> _GIVEN TASK_
Work out how many lines hold the string "type". The answer is a single number, nothing more.

--------------------------------------------------

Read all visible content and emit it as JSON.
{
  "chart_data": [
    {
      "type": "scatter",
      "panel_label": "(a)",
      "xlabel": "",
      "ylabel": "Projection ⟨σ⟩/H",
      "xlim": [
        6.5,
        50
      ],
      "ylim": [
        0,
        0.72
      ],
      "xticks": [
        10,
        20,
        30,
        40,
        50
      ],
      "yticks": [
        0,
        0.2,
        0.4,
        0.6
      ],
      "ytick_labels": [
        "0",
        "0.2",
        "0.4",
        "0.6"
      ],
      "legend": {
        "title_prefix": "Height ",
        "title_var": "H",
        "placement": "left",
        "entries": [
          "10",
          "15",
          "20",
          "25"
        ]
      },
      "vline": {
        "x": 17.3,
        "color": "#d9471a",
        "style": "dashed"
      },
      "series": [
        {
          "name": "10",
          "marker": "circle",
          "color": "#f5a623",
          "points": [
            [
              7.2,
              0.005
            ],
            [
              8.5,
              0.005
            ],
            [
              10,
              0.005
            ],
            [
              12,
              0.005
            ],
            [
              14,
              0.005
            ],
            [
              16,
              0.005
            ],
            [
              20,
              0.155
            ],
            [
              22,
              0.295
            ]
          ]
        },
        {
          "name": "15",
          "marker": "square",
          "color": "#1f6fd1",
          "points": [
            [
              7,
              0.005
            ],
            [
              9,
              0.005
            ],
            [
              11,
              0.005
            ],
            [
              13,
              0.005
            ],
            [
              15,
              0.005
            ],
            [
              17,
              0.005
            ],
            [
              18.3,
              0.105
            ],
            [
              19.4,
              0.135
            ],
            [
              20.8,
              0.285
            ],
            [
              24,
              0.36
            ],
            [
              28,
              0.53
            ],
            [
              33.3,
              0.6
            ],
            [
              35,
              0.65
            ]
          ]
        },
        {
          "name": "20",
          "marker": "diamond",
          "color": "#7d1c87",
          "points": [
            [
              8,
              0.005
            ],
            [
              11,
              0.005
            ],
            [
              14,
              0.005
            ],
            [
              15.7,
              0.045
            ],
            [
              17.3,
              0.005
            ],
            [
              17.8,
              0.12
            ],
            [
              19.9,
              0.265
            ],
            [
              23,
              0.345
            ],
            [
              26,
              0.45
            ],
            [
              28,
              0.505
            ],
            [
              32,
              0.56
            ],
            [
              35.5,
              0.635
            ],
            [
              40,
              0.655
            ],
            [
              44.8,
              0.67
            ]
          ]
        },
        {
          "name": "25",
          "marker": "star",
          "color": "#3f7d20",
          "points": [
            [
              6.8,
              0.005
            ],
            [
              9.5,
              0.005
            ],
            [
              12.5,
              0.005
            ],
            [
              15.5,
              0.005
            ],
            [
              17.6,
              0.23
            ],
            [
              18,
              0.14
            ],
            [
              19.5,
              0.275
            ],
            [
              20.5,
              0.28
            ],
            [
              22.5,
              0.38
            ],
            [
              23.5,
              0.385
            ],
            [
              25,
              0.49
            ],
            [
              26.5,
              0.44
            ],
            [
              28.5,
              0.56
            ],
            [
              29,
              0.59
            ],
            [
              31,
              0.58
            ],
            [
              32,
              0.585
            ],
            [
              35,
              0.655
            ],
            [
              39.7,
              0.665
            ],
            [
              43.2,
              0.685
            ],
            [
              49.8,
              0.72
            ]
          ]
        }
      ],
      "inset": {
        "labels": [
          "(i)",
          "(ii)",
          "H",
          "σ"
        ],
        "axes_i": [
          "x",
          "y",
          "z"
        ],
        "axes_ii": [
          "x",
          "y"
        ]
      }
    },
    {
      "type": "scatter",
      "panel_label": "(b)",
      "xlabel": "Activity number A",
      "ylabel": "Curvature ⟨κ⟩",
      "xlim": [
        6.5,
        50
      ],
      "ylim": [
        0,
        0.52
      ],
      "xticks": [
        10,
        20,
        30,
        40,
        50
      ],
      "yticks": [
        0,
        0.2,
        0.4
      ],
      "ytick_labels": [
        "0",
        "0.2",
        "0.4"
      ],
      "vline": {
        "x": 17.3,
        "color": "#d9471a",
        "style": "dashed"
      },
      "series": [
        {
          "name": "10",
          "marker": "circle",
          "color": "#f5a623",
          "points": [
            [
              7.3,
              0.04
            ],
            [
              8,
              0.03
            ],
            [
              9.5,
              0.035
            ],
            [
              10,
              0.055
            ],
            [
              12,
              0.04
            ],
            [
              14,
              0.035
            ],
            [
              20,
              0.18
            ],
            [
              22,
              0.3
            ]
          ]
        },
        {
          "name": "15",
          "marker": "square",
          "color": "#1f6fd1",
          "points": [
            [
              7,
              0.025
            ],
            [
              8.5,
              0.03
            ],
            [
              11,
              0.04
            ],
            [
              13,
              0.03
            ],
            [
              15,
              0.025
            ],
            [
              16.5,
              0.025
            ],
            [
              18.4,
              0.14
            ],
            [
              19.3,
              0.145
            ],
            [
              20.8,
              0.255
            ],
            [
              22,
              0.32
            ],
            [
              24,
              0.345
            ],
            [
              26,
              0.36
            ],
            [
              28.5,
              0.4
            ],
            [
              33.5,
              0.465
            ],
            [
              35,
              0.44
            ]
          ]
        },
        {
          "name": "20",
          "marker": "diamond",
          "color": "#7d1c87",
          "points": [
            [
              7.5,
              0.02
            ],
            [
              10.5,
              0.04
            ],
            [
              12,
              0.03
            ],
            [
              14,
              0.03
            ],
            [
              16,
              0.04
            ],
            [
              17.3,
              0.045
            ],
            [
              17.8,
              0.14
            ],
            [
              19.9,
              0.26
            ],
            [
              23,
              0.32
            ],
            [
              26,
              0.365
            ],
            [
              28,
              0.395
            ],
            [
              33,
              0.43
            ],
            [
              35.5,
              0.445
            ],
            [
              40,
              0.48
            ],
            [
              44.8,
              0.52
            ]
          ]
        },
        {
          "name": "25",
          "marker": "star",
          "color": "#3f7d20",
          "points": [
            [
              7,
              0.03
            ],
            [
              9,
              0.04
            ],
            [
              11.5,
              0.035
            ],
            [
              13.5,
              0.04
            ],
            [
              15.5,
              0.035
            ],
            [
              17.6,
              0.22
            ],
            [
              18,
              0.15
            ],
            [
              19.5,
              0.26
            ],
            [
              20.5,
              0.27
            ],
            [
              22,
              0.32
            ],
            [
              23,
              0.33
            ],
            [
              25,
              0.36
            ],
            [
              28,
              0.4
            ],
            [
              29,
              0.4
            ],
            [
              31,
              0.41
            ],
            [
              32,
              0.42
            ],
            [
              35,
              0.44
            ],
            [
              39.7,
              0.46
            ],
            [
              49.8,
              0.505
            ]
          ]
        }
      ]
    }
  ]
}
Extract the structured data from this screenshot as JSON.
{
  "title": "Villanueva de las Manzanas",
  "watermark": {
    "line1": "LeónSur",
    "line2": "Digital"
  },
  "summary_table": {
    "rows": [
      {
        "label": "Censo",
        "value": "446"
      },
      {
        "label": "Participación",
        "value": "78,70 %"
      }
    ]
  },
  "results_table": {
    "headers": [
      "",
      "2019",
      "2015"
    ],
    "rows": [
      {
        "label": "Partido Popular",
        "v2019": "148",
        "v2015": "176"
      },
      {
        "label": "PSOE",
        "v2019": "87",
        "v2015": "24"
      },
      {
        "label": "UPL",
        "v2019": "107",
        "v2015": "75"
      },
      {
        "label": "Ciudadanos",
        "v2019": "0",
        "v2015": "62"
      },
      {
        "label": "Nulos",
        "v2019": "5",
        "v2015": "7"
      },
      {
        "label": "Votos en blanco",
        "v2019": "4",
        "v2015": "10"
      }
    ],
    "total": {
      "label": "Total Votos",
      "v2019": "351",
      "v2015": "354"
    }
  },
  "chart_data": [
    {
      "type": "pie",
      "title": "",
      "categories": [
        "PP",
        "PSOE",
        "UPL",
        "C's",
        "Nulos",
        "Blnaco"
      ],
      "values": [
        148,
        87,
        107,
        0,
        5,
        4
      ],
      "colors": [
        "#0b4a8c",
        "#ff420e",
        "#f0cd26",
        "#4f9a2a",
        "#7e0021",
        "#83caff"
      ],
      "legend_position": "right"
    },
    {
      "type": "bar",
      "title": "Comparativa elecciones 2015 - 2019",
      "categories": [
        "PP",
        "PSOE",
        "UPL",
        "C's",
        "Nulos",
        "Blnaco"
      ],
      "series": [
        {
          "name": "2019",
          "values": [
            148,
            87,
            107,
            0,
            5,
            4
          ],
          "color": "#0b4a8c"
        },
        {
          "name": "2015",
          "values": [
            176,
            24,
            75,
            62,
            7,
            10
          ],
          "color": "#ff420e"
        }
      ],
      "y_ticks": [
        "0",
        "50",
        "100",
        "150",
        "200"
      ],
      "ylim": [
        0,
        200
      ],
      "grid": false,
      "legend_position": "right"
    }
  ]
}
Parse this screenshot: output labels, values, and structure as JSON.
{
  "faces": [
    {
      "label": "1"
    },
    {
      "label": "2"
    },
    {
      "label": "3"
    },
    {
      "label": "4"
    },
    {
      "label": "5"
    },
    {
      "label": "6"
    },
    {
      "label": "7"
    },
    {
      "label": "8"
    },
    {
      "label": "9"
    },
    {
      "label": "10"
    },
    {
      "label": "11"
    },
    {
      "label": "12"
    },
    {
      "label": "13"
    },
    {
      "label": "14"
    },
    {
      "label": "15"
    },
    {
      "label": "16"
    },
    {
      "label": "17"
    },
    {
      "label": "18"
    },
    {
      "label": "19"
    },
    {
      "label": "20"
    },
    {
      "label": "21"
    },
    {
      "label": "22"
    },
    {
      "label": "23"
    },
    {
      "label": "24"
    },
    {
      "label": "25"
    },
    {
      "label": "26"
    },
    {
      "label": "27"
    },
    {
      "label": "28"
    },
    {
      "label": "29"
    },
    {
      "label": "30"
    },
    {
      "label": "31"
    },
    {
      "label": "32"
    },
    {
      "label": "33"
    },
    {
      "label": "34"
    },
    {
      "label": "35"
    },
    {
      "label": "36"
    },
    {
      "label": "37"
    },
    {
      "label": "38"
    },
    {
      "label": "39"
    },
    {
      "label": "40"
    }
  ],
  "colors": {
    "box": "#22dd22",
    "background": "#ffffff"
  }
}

--------------------------------------------------

> _SOLUTION FOR THIS TASK_
4